#### Exercise objective
Give the count of lines that include the string "دانشجو". Add nothing to it.

** begin Input data **

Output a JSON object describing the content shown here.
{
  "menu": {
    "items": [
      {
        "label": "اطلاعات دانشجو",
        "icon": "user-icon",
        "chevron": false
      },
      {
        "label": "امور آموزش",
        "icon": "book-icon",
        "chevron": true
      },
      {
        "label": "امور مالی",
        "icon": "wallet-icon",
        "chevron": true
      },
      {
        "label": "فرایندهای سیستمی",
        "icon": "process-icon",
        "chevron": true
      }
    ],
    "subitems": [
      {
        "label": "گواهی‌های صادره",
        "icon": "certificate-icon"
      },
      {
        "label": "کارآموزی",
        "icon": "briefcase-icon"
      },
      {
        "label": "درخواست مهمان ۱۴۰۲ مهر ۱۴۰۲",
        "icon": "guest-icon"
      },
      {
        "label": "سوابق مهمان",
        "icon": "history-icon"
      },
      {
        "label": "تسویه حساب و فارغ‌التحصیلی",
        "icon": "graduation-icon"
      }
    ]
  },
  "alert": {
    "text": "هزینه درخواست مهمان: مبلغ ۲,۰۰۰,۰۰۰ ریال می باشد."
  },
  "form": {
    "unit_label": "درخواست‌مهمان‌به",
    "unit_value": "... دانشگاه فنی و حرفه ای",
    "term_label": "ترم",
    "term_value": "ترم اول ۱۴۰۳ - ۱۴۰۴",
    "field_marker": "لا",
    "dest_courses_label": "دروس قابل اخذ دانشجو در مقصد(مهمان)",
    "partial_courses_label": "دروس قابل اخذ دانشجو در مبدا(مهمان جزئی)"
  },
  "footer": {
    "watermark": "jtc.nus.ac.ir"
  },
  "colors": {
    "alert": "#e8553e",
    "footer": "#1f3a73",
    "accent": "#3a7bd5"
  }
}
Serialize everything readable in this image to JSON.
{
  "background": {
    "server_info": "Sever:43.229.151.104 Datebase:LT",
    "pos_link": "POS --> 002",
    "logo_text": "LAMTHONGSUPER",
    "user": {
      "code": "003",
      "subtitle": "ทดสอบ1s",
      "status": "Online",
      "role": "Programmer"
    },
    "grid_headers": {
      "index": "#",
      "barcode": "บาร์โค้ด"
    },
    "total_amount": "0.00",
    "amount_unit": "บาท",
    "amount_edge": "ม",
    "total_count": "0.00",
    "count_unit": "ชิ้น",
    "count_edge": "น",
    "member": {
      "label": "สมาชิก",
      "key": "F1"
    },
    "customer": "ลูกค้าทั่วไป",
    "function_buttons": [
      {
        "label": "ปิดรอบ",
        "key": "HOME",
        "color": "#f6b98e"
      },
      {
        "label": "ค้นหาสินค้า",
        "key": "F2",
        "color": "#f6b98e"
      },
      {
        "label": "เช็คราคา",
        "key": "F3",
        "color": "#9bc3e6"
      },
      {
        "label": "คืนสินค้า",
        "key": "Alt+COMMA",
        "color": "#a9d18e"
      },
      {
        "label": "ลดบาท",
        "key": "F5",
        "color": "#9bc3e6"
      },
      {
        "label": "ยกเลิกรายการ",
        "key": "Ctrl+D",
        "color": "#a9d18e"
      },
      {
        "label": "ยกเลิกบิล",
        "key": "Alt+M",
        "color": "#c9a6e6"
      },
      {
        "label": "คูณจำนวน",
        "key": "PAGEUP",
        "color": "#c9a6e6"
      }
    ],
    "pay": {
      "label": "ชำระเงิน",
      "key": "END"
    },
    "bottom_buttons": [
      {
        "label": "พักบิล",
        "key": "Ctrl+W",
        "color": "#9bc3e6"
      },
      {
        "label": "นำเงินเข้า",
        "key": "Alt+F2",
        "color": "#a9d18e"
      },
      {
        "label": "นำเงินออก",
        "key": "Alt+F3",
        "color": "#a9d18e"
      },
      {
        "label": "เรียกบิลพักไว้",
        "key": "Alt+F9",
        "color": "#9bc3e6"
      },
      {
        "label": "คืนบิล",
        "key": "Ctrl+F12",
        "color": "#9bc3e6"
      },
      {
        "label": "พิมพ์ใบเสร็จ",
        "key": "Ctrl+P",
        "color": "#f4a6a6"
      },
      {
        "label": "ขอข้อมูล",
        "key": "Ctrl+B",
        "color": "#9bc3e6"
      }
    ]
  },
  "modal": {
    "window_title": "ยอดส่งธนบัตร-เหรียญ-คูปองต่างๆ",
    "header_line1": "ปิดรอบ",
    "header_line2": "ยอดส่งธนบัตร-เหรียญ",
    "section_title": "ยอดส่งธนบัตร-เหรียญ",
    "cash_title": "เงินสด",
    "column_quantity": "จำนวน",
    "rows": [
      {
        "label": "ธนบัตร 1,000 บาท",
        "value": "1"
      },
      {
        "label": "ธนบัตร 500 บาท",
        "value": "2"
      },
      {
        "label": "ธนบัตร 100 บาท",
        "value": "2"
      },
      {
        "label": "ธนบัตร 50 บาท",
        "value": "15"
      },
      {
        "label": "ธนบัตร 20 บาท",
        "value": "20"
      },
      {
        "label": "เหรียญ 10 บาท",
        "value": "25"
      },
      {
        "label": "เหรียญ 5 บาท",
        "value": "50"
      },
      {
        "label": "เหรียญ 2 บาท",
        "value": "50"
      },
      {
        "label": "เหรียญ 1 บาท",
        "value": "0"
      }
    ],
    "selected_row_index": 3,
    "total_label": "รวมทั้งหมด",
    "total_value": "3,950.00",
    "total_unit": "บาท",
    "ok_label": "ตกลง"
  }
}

** end Input data **

#### Finished answer
3